Written task:
Copy out word for word the rows from the one containing "before-heating-point bbox=[301, 490, 310, 499]" through the one containing "after-heating-point bbox=[385, 217, 394, 226]", both included.

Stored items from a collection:
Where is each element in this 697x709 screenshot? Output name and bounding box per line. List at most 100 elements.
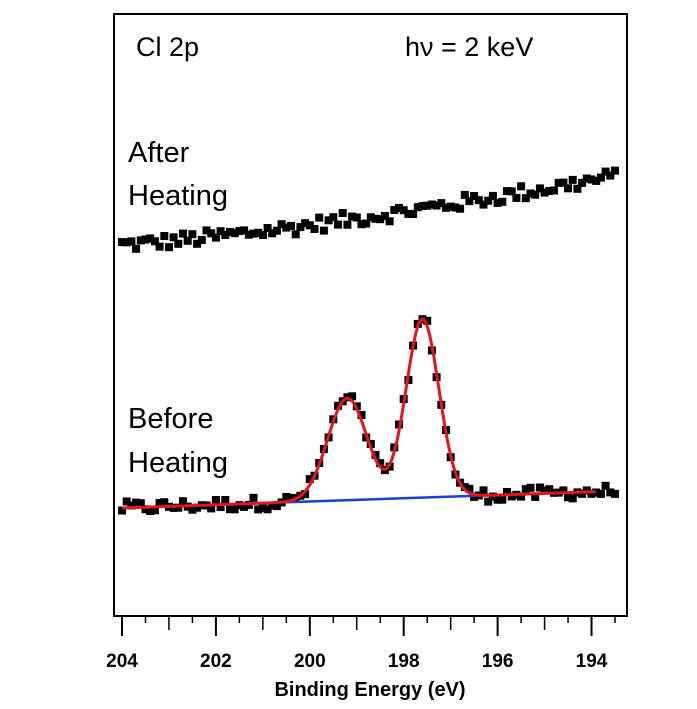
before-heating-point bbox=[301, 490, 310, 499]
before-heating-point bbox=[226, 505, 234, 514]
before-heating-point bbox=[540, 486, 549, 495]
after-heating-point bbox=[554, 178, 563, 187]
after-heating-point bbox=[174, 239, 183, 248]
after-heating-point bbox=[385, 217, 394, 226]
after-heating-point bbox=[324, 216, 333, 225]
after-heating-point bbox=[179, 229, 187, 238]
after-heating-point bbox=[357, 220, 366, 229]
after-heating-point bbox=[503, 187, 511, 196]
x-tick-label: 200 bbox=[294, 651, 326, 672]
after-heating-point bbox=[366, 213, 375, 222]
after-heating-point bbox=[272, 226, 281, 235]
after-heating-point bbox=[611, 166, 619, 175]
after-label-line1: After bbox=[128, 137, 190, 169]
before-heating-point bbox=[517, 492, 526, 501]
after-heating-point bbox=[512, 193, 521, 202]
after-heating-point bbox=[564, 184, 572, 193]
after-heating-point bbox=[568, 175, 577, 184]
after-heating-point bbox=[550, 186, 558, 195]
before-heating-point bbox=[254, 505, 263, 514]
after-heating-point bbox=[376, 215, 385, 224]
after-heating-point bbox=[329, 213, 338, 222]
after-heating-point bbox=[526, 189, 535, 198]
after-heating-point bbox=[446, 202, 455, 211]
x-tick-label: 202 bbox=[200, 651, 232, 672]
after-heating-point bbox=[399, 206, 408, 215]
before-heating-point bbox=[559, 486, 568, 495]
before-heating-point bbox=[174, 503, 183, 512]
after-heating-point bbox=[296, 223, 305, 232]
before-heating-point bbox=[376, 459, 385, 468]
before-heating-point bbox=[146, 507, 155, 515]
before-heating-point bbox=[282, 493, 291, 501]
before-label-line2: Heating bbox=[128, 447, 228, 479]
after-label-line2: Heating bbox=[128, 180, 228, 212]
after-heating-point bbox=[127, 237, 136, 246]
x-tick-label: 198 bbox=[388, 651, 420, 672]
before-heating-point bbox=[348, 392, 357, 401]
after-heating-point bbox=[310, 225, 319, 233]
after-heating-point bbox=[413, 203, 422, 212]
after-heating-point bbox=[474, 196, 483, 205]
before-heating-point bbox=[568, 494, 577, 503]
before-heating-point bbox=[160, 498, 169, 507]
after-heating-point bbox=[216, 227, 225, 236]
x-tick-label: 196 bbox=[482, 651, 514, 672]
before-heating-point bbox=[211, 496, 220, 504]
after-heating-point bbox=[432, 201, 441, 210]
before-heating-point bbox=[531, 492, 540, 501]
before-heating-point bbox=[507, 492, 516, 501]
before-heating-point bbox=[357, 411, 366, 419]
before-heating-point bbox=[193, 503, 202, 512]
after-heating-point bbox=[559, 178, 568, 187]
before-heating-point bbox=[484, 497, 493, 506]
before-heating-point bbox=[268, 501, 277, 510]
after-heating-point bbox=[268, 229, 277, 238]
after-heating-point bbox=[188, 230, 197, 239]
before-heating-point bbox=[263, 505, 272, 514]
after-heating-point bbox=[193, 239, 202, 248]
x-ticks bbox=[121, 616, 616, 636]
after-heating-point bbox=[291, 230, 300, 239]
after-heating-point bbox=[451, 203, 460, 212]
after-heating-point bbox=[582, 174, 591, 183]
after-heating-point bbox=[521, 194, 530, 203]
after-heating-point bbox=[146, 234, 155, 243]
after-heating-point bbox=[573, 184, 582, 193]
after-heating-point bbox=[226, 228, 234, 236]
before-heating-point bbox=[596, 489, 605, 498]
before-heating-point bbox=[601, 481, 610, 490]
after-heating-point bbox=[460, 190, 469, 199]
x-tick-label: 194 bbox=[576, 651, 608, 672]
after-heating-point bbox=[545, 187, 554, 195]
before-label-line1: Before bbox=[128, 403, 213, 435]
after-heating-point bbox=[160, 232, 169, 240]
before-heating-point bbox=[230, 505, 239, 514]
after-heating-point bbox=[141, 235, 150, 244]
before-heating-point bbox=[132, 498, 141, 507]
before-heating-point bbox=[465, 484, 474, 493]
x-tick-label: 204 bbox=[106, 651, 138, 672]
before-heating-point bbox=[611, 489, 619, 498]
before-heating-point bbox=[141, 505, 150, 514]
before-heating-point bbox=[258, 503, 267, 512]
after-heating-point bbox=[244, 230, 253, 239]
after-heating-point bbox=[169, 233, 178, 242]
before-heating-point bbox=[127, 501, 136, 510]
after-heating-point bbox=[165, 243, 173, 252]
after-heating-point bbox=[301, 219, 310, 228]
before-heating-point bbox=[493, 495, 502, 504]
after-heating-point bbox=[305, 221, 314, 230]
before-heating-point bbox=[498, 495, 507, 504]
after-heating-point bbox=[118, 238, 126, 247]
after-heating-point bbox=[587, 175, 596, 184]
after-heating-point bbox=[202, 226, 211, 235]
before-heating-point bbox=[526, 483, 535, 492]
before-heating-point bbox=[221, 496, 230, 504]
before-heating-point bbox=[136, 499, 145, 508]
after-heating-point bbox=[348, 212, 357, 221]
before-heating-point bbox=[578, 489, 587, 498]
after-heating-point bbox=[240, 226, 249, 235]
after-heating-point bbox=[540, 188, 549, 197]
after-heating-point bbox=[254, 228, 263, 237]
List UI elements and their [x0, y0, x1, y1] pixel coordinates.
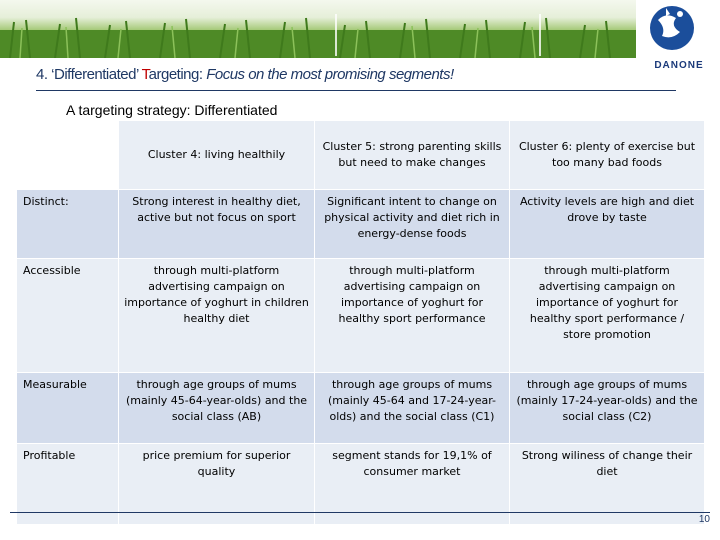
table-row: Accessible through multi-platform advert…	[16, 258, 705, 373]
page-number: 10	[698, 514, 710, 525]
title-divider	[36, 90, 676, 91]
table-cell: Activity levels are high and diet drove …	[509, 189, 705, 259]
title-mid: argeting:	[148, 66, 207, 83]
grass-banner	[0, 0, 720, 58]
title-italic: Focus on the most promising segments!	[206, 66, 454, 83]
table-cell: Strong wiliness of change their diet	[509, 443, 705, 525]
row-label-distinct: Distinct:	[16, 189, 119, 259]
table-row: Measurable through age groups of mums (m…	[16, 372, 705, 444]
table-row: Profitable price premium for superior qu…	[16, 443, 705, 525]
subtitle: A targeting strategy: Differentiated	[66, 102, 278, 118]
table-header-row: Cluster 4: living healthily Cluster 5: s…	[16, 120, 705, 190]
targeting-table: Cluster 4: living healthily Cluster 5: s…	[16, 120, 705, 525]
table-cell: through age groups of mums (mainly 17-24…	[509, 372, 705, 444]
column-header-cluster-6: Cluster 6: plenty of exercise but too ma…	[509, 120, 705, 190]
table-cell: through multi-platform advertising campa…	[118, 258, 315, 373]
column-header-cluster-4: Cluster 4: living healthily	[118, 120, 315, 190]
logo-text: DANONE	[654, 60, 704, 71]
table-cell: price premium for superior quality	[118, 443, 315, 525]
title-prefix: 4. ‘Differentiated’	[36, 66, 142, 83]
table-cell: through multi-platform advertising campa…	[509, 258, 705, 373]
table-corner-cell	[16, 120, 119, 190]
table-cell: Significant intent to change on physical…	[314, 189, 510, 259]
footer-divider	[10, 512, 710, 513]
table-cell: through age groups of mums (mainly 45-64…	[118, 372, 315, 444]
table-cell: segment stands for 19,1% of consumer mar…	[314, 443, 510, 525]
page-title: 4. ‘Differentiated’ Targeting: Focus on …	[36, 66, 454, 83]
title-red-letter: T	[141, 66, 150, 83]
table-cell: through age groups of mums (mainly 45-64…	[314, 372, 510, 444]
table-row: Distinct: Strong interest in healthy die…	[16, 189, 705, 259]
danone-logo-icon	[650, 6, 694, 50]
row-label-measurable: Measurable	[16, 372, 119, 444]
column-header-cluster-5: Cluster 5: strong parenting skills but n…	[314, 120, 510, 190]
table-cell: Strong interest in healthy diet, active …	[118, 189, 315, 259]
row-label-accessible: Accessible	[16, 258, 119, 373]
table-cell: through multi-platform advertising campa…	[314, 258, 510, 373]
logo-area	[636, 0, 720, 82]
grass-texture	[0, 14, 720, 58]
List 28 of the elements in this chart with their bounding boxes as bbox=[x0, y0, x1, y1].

Correct response:
before-heating-point bbox=[301, 490, 310, 499]
before-heating-point bbox=[226, 505, 234, 514]
before-heating-point bbox=[540, 486, 549, 495]
after-heating-point bbox=[554, 178, 563, 187]
after-heating-point bbox=[174, 239, 183, 248]
after-heating-point bbox=[385, 217, 394, 226]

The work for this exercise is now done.